Exercise directions: Would you write out the entries below, every one of them, exactly?
■ ■ ■
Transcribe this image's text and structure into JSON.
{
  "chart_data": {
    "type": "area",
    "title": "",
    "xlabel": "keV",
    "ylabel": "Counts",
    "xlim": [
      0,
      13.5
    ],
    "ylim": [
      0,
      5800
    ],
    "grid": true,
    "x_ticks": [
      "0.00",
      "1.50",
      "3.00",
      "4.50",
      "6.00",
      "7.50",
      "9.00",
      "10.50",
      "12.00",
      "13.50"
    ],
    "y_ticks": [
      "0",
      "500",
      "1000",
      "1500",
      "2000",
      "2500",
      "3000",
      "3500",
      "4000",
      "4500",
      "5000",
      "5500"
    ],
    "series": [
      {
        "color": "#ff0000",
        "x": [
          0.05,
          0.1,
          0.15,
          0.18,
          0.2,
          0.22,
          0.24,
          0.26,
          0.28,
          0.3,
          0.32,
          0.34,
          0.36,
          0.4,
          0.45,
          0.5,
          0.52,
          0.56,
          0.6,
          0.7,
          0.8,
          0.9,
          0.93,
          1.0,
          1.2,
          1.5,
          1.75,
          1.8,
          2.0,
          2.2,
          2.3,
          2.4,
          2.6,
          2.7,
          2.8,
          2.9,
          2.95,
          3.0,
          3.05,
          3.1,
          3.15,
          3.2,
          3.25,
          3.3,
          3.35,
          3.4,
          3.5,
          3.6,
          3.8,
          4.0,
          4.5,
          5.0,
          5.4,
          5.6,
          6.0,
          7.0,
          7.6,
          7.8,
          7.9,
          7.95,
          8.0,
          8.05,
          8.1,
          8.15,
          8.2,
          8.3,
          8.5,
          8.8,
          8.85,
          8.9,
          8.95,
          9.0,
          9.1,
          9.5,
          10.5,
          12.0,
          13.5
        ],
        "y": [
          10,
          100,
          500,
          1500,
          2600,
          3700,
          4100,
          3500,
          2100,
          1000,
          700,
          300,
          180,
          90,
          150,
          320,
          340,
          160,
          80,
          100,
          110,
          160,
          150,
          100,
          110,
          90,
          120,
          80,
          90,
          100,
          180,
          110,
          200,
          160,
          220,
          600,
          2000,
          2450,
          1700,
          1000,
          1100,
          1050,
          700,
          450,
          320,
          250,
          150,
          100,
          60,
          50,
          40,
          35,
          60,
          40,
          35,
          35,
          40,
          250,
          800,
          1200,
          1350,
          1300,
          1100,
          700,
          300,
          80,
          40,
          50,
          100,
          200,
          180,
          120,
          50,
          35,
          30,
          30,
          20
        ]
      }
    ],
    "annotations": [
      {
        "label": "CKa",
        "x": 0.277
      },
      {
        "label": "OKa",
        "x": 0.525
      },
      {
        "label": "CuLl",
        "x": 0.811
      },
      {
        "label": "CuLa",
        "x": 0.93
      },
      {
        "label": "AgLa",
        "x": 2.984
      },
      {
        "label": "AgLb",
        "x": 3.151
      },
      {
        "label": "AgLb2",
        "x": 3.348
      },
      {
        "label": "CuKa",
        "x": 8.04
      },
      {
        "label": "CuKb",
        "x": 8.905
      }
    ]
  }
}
■ ■ ■
Output for this task:
Transcribe this image's text and structure into JSON.
{
  "chart_data": {
    "type": "area",
    "title": "",
    "xlabel": "keV",
    "ylabel": "Counts",
    "xlim": [
      0,
      13.5
    ],
    "ylim": [
      0,
      5800
    ],
    "grid": true,
    "x_ticks": [
      "0.00",
      "1.50",
      "3.00",
      "4.50",
      "6.00",
      "7.50",
      "9.00",
      "10.50",
      "12.00",
      "13.50"
    ],
    "y_ticks": [
      "0",
      "500",
      "1000",
      "1500",
      "2000",
      "2500",
      "3000",
      "3500",
      "4000",
      "4500",
      "5000",
      "5500"
    ],
    "series": [
      {
        "color": "#ff0000",
        "x": [
          0.05,
          0.1,
          0.15,
          0.18,
          0.2,
          0.22,
          0.24,
          0.26,
          0.28,
          0.3,
          0.32,
          0.34,
          0.36,
          0.4,
          0.45,
          0.5,
          0.52,
          0.56,
          0.6,
          0.7,
          0.8,
          0.9,
          0.93,
          1.0,
          1.2,
          1.5,
          1.75,
          1.8,
          2.0,
          2.2,
          2.3,
          2.4,
          2.6,
          2.7,
          2.8,
          2.9,
          2.95,
          3.0,
          3.05,
          3.1,
          3.15,
          3.2,
          3.25,
          3.3,
          3.35,
          3.4,
          3.5,
          3.6,
          3.8,
          4.0,
          4.5,
          5.0,
          5.4,
          5.6,
          6.0,
          7.0,
          7.6,
          7.8,
          7.9,
          7.95,
          8.0,
          8.05,
          8.1,
          8.15,
          8.2,
          8.3,
          8.5,
          8.8,
          8.85,
          8.9,
          8.95,
          9.0,
          9.1,
          9.5,
          10.5,
          12.0,
          13.5
        ],
        "y": [
          10,
          100,
          500,
          1500,
          2600,
          3700,
          4100,
          3500,
          2100,
          1000,
          700,
          300,
          180,
          90,
          150,
          320,
          340,
          160,
          80,
          100,
          110,
          160,
          150,
          100,
          110,
          90,
          120,
          80,
          90,
          100,
          180,
          110,
          200,
          160,
          220,
          600,
          2000,
          2450,
          1700,
          1000,
          1100,
          1050,
          700,
          450,
          320,
          250,
          150,
          100,
          60,
          50,
          40,
          35,
          60,
          40,
          35,
          35,
          40,
          250,
          800,
          1200,
          1350,
          1300,
          1100,
          700,
          300,
          80,
          40,
          50,
          100,
          200,
          180,
          120,
          50,
          35,
          30,
          30,
          20
        ]
      }
    ],
    "annotations": [
      {
        "label": "CKa",
        "x": 0.277
      },
      {
        "label": "OKa",
        "x": 0.525
      },
      {
        "label": "CuLl",
        "x": 0.811
      },
      {
        "label": "CuLa",
        "x": 0.93
      },
      {
        "label": "AgLa",
        "x": 2.984
      },
      {
        "label": "AgLb",
        "x": 3.151
      },
      {
        "label": "AgLb2",
        "x": 3.348
      },
      {
        "label": "CuKa",
        "x": 8.04
      },
      {
        "label": "CuKb",
        "x": 8.905
      }
    ]
  }
}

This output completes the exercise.